§ WHAT THIS TASK INVOLVES
Omit the pictures, please, and give each record below again exactly.

START

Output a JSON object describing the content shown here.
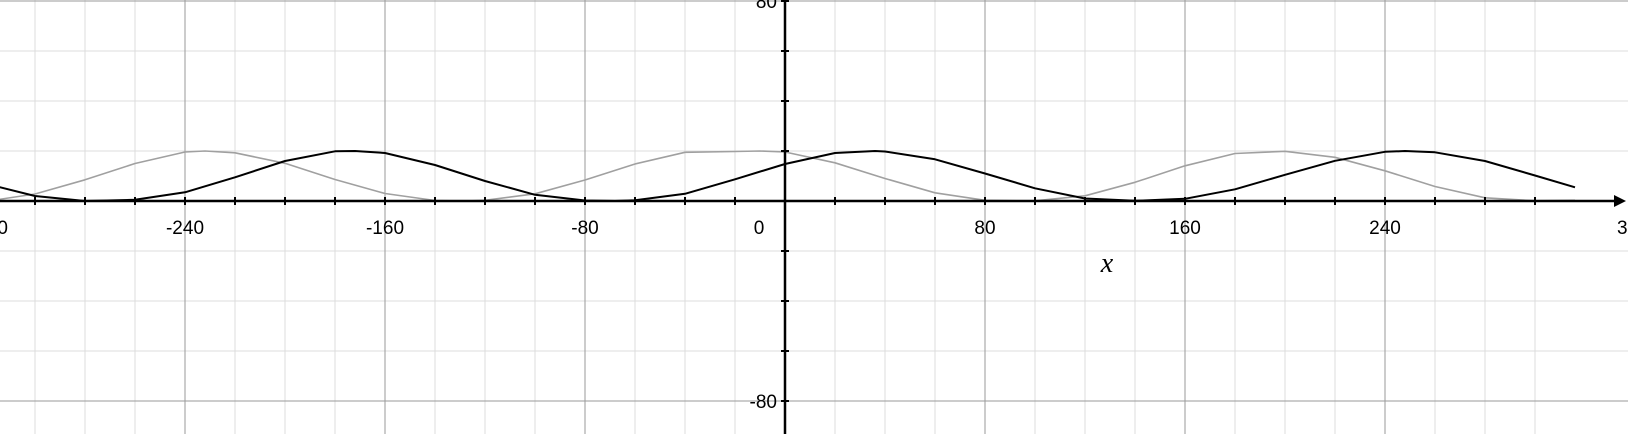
{
  "chart_data": {
    "type": "line",
    "xlim": [
      -316,
      316
    ],
    "ylim": [
      -84,
      84
    ],
    "x_ticks": [
      "-240",
      "-160",
      "-80",
      "0",
      "80",
      "160",
      "240"
    ],
    "x_edge_labels": [
      "0",
      "3"
    ],
    "y_ticks": [
      "80",
      "-80"
    ],
    "xlabel": "x",
    "ylabel": "",
    "grid": true,
    "grid_major_step": 80,
    "grid_minor_step": 20,
    "series": [
      {
        "color": "#a0a0a0",
        "x": [
          -316,
          -300,
          -280,
          -260,
          -240,
          -232,
          -220,
          -200,
          -180,
          -160,
          -140,
          -128,
          -120,
          -100,
          -80,
          -60,
          -40,
          -20,
          -10,
          0,
          20,
          40,
          60,
          80,
          96,
          100,
          120,
          140,
          160,
          180,
          200,
          220,
          240,
          260,
          280,
          300,
          316
        ],
        "y": [
          0.4,
          2.8,
          8.5,
          15.0,
          19.6,
          20.0,
          19.3,
          15.1,
          8.6,
          3.0,
          0.2,
          0.0,
          0.3,
          2.9,
          8.4,
          14.8,
          19.5,
          19.8,
          20.0,
          19.6,
          15.3,
          9.0,
          3.3,
          0.3,
          0.0,
          0.1,
          2.1,
          7.5,
          14.1,
          19.0,
          19.9,
          17.5,
          12.1,
          5.8,
          1.3,
          0.1,
          0.3
        ]
      },
      {
        "color": "#000000",
        "x": [
          -316,
          -300,
          -280,
          -260,
          -240,
          -220,
          -200,
          -180,
          -172,
          -160,
          -140,
          -120,
          -100,
          -80,
          -68,
          -60,
          -40,
          -20,
          0,
          20,
          36,
          40,
          60,
          80,
          100,
          120,
          140,
          160,
          180,
          200,
          220,
          240,
          248,
          260,
          280,
          300,
          316
        ],
        "y": [
          6.0,
          2.0,
          0.0,
          0.5,
          3.5,
          9.5,
          16.0,
          19.9,
          20.0,
          19.2,
          14.4,
          8.0,
          2.5,
          0.2,
          0.0,
          0.3,
          2.9,
          8.7,
          14.8,
          19.2,
          20.0,
          19.8,
          16.7,
          11.0,
          5.1,
          1.0,
          0.1,
          0.9,
          4.7,
          10.5,
          16.1,
          19.7,
          20.0,
          19.5,
          16.0,
          10.2,
          5.5
        ]
      }
    ]
  }
}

END

§ SOLVED EXERCISE
Output a JSON object describing the content shown here.
{
  "chart_data": {
    "type": "line",
    "xlim": [
      -316,
      316
    ],
    "ylim": [
      -84,
      84
    ],
    "x_ticks": [
      "-240",
      "-160",
      "-80",
      "0",
      "80",
      "160",
      "240"
    ],
    "x_edge_labels": [
      "0",
      "3"
    ],
    "y_ticks": [
      "80",
      "-80"
    ],
    "xlabel": "x",
    "ylabel": "",
    "grid": true,
    "grid_major_step": 80,
    "grid_minor_step": 20,
    "series": [
      {
        "color": "#a0a0a0",
        "x": [
          -316,
          -300,
          -280,
          -260,
          -240,
          -232,
          -220,
          -200,
          -180,
          -160,
          -140,
          -128,
          -120,
          -100,
          -80,
          -60,
          -40,
          -20,
          -10,
          0,
          20,
          40,
          60,
          80,
          96,
          100,
          120,
          140,
          160,
          180,
          200,
          220,
          240,
          260,
          280,
          300,
          316
        ],
        "y": [
          0.4,
          2.8,
          8.5,
          15.0,
          19.6,
          20.0,
          19.3,
          15.1,
          8.6,
          3.0,
          0.2,
          0.0,
          0.3,
          2.9,
          8.4,
          14.8,
          19.5,
          19.8,
          20.0,
          19.6,
          15.3,
          9.0,
          3.3,
          0.3,
          0.0,
          0.1,
          2.1,
          7.5,
          14.1,
          19.0,
          19.9,
          17.5,
          12.1,
          5.8,
          1.3,
          0.1,
          0.3
        ]
      },
      {
        "color": "#000000",
        "x": [
          -316,
          -300,
          -280,
          -260,
          -240,
          -220,
          -200,
          -180,
          -172,
          -160,
          -140,
          -120,
          -100,
          -80,
          -68,
          -60,
          -40,
          -20,
          0,
          20,
          36,
          40,
          60,
          80,
          100,
          120,
          140,
          160,
          180,
          200,
          220,
          240,
          248,
          260,
          280,
          300,
          316
        ],
        "y": [
          6.0,
          2.0,
          0.0,
          0.5,
          3.5,
          9.5,
          16.0,
          19.9,
          20.0,
          19.2,
          14.4,
          8.0,
          2.5,
          0.2,
          0.0,
          0.3,
          2.9,
          8.7,
          14.8,
          19.2,
          20.0,
          19.8,
          16.7,
          11.0,
          5.1,
          1.0,
          0.1,
          0.9,
          4.7,
          10.5,
          16.1,
          19.7,
          20.0,
          19.5,
          16.0,
          10.2,
          5.5
        ]
      }
    ]
  }
}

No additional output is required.